_Recorded data_.
+++

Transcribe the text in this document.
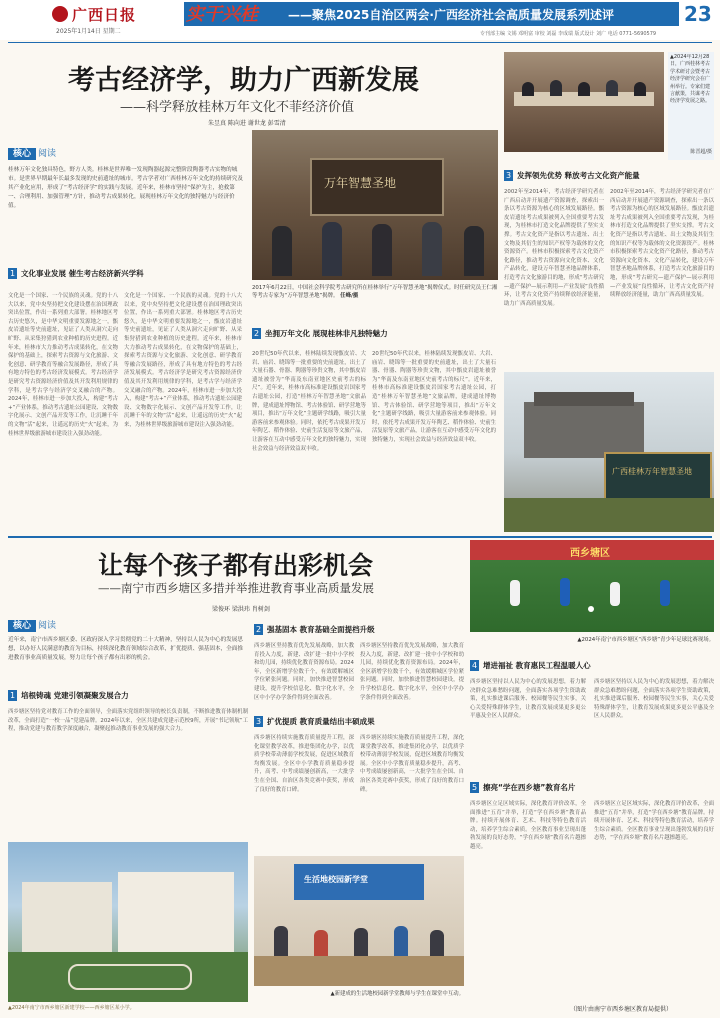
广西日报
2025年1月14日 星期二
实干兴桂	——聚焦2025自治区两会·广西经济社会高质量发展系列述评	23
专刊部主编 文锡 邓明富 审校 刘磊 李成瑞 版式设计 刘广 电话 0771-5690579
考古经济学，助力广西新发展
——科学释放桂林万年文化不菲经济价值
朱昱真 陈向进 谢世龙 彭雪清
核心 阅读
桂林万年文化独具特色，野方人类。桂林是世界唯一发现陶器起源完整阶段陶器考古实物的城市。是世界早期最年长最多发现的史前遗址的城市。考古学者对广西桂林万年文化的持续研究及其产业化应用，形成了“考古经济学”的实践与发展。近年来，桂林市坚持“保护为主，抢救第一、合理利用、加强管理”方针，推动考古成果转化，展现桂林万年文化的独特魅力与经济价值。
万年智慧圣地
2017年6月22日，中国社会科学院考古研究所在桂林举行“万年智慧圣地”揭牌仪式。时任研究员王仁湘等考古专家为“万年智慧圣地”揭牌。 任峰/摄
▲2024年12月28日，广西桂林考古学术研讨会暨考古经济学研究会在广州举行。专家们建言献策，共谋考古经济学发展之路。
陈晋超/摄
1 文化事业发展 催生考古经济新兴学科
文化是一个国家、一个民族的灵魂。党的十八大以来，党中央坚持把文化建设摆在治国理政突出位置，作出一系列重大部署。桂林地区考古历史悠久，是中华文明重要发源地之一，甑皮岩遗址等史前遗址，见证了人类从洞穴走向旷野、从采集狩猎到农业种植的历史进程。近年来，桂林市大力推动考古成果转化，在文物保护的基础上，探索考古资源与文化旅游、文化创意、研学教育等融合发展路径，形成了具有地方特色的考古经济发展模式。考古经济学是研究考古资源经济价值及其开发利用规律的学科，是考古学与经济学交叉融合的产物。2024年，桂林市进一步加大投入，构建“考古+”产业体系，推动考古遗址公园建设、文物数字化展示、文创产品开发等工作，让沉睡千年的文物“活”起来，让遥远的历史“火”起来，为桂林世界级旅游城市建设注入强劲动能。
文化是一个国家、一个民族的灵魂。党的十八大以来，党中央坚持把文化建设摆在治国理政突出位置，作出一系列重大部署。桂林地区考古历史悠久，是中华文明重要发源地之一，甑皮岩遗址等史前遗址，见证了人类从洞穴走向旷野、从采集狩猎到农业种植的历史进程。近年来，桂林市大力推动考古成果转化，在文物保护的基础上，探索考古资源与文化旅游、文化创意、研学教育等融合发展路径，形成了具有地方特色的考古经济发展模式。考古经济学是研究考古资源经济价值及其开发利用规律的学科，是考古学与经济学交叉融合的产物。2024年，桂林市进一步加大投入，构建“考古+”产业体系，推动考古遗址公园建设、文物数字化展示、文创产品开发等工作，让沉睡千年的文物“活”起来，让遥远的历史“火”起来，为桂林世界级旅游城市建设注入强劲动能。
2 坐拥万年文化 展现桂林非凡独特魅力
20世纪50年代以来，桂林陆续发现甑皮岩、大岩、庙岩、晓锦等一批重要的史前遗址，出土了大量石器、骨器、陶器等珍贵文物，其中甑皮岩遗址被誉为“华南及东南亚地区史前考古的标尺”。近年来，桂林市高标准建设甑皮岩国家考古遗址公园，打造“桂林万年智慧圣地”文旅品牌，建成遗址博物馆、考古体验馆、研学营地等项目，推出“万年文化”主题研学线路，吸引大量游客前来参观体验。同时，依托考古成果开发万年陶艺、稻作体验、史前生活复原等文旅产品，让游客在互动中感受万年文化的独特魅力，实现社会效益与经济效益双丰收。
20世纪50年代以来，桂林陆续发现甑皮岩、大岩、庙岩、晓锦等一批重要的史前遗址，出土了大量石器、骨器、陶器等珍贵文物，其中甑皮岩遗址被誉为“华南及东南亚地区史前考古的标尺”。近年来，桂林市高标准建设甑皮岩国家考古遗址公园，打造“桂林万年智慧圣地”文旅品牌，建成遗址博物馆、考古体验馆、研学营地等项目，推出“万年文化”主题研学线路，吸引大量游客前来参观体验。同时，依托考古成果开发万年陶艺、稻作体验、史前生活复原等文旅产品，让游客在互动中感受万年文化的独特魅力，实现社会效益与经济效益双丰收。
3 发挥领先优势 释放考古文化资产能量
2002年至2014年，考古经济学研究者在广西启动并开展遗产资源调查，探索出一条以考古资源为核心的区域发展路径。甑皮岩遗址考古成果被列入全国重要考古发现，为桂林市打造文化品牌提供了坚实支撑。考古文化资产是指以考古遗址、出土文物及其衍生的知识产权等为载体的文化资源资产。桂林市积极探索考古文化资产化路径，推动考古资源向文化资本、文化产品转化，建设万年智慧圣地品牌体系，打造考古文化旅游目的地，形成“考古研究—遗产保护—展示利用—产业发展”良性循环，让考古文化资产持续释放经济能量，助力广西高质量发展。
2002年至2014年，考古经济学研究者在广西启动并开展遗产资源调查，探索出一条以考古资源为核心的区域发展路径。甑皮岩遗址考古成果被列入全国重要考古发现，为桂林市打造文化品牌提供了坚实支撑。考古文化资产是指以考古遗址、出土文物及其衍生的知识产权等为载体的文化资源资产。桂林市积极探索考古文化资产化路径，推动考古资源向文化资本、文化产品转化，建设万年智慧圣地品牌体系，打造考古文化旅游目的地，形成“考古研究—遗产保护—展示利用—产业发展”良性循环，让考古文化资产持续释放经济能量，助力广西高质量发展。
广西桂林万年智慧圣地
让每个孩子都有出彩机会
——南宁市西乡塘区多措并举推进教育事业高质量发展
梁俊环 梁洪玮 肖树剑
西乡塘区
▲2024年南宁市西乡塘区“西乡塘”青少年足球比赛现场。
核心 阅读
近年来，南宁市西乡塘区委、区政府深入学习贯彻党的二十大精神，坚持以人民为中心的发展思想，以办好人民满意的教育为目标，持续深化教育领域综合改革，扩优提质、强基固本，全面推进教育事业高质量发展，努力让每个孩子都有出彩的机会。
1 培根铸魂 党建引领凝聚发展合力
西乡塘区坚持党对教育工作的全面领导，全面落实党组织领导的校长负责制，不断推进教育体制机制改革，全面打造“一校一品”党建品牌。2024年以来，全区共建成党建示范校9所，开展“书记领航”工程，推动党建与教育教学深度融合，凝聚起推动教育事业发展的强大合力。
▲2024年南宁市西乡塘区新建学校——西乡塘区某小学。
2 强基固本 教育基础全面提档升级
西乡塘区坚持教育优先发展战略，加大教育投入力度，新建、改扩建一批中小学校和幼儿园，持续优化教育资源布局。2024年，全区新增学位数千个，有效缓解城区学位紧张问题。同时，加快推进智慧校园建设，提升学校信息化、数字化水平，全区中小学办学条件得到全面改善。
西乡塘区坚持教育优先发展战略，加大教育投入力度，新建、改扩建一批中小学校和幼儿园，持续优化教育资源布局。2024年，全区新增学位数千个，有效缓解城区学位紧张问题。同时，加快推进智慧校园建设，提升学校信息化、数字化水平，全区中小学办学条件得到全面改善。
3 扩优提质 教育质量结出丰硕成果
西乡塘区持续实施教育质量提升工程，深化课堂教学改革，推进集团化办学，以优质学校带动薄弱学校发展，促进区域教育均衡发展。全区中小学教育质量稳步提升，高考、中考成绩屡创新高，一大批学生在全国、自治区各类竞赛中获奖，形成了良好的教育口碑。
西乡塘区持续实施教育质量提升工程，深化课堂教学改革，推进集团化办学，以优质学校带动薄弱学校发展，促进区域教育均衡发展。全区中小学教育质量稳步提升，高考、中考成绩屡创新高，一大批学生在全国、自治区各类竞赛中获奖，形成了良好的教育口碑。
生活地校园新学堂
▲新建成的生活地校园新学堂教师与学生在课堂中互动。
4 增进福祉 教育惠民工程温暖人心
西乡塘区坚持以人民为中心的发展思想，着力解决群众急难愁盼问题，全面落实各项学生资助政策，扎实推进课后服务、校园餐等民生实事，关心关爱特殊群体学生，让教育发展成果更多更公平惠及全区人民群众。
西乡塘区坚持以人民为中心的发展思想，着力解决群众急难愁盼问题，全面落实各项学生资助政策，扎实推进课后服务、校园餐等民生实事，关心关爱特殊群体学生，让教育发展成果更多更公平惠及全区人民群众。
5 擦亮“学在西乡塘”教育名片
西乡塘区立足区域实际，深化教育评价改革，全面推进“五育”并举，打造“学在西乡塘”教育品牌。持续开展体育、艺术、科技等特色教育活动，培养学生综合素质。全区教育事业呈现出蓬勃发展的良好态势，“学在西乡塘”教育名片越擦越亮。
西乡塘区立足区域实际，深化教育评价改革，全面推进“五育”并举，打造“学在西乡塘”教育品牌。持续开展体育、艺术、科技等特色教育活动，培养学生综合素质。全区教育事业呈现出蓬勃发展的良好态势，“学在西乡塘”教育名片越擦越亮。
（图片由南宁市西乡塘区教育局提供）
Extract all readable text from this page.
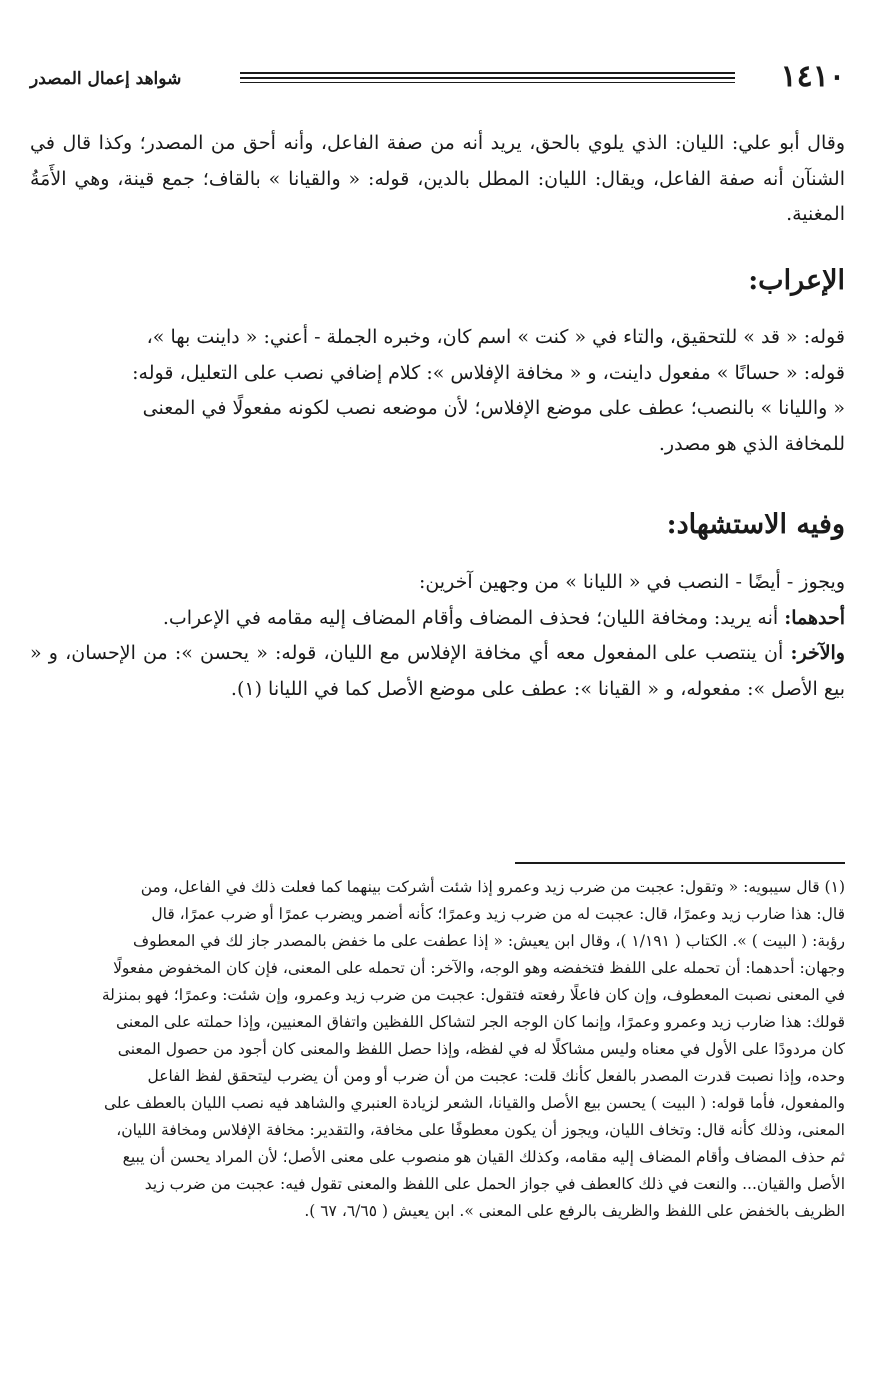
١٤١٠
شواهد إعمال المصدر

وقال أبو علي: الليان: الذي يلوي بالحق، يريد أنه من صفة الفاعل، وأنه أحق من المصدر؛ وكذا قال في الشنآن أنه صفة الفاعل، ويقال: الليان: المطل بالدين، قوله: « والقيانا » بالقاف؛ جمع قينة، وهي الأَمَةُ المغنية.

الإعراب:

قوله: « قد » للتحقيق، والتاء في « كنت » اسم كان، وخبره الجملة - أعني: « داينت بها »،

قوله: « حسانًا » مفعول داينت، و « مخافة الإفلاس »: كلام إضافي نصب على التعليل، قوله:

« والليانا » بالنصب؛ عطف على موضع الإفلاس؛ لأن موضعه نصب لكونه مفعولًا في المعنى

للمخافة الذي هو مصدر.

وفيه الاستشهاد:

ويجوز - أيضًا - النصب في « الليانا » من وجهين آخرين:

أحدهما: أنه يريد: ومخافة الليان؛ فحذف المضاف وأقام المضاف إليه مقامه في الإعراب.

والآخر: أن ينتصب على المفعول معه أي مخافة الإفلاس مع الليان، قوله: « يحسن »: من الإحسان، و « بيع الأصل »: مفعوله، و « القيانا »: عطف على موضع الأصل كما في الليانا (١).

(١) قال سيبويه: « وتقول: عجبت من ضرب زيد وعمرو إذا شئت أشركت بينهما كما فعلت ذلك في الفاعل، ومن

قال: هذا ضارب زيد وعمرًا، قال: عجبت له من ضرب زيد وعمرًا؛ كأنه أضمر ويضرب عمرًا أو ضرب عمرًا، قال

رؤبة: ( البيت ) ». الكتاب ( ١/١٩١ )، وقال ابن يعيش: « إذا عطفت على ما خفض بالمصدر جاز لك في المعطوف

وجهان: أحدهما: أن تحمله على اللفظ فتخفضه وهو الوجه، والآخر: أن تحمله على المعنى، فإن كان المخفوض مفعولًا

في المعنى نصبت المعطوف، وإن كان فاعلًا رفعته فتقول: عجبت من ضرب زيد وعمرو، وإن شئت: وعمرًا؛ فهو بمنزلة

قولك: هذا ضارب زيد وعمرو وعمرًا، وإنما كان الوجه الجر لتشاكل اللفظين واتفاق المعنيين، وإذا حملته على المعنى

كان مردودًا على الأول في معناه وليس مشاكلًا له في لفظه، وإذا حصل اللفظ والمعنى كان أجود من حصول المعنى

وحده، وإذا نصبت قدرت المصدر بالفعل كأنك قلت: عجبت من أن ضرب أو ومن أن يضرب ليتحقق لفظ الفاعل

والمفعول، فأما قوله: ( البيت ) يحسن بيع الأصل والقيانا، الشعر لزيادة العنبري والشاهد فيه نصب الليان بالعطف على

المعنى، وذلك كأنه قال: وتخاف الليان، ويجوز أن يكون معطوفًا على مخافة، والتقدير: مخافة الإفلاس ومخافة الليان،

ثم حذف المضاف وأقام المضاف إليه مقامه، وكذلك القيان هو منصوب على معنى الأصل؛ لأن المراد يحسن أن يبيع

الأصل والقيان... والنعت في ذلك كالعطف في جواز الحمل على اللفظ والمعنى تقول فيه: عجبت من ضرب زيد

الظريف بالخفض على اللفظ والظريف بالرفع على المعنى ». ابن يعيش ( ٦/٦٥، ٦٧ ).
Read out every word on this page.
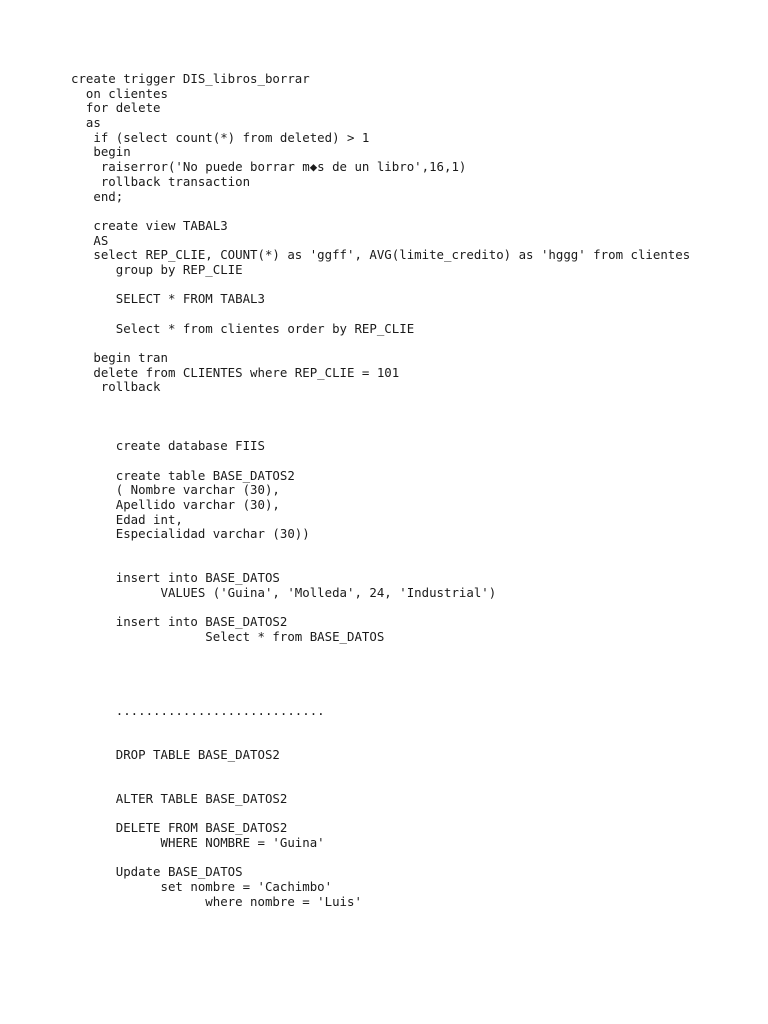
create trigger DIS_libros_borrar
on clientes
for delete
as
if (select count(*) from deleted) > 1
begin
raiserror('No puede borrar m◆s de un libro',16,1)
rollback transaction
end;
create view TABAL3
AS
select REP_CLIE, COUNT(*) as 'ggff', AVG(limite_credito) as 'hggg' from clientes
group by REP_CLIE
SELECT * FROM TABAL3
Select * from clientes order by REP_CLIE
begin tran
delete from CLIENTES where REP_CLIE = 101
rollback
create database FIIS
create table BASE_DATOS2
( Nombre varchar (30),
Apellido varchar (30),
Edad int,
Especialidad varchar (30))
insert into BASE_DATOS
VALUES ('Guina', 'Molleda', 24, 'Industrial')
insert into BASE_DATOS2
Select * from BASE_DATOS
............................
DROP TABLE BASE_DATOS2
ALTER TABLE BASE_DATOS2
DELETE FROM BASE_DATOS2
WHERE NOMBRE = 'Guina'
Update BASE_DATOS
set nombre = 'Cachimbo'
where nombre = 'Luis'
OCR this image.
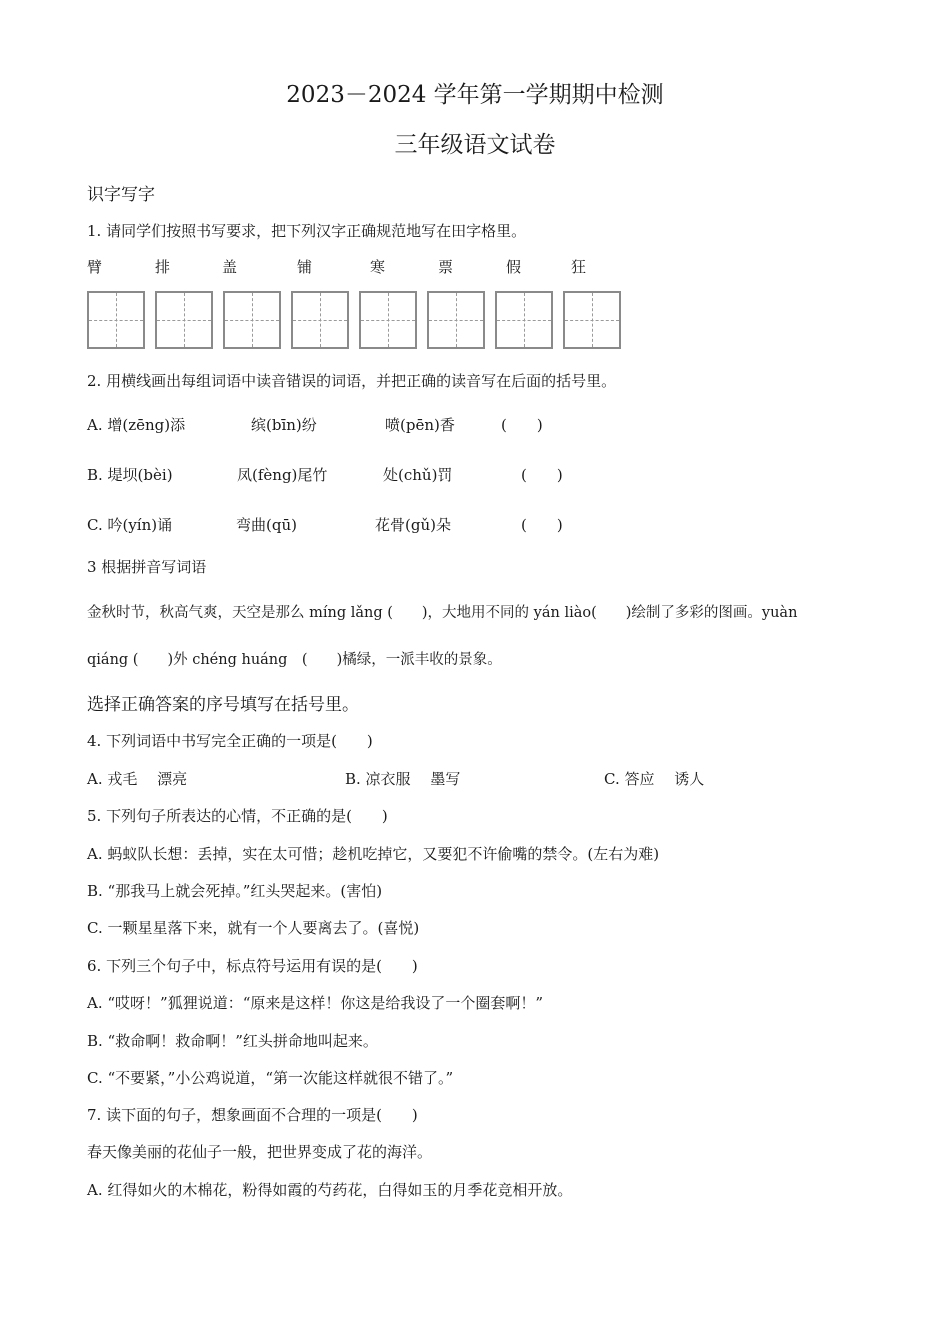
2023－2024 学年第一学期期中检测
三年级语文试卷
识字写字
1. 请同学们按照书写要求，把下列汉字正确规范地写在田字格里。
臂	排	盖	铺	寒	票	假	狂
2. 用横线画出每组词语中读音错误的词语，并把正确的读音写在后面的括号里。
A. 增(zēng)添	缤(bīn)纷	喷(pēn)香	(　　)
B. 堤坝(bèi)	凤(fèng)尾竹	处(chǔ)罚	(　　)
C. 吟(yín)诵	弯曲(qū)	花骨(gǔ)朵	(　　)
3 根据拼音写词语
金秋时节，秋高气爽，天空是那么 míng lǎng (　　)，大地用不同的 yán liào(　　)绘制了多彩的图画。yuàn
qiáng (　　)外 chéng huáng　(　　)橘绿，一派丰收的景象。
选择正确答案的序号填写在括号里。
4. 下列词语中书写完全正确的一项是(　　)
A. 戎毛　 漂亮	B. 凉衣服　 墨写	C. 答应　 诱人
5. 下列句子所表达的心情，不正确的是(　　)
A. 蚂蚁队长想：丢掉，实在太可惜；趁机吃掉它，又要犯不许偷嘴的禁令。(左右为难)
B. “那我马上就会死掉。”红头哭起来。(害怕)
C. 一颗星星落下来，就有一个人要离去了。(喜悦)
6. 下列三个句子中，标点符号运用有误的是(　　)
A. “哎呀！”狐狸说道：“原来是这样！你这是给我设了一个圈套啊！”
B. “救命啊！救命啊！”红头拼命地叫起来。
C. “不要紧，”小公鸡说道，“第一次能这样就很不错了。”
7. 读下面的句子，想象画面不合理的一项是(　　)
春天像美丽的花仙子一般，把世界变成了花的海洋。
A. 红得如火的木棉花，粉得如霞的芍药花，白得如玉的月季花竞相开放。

+++

Copy the final portion of the records: every line from the one containing "OCR this image." through the last, word for word, without pictures.

_WRITTEN SOLUTION_.
OCR this image.
2023－2024 学年第一学期期中检测
三年级语文试卷
识字写字
1. 请同学们按照书写要求，把下列汉字正确规范地写在田字格里。
臂	排	盖	铺	寒	票	假	狂
2. 用横线画出每组词语中读音错误的词语，并把正确的读音写在后面的括号里。
A. 增(zēng)添	缤(bīn)纷	喷(pēn)香	(　　)
B. 堤坝(bèi)	凤(fèng)尾竹	处(chǔ)罚	(　　)
C. 吟(yín)诵	弯曲(qū)	花骨(gǔ)朵	(　　)
3 根据拼音写词语
金秋时节，秋高气爽，天空是那么 míng lǎng (　　)，大地用不同的 yán liào(　　)绘制了多彩的图画。yuàn
qiáng (　　)外 chéng huáng　(　　)橘绿，一派丰收的景象。
选择正确答案的序号填写在括号里。
4. 下列词语中书写完全正确的一项是(　　)
A. 戎毛　 漂亮	B. 凉衣服　 墨写	C. 答应　 诱人
5. 下列句子所表达的心情，不正确的是(　　)
A. 蚂蚁队长想：丢掉，实在太可惜；趁机吃掉它，又要犯不许偷嘴的禁令。(左右为难)
B. “那我马上就会死掉。”红头哭起来。(害怕)
C. 一颗星星落下来，就有一个人要离去了。(喜悦)
6. 下列三个句子中，标点符号运用有误的是(　　)
A. “哎呀！”狐狸说道：“原来是这样！你这是给我设了一个圈套啊！”
B. “救命啊！救命啊！”红头拼命地叫起来。
C. “不要紧，”小公鸡说道，“第一次能这样就很不错了。”
7. 读下面的句子，想象画面不合理的一项是(　　)
春天像美丽的花仙子一般，把世界变成了花的海洋。
A. 红得如火的木棉花，粉得如霞的芍药花，白得如玉的月季花竞相开放。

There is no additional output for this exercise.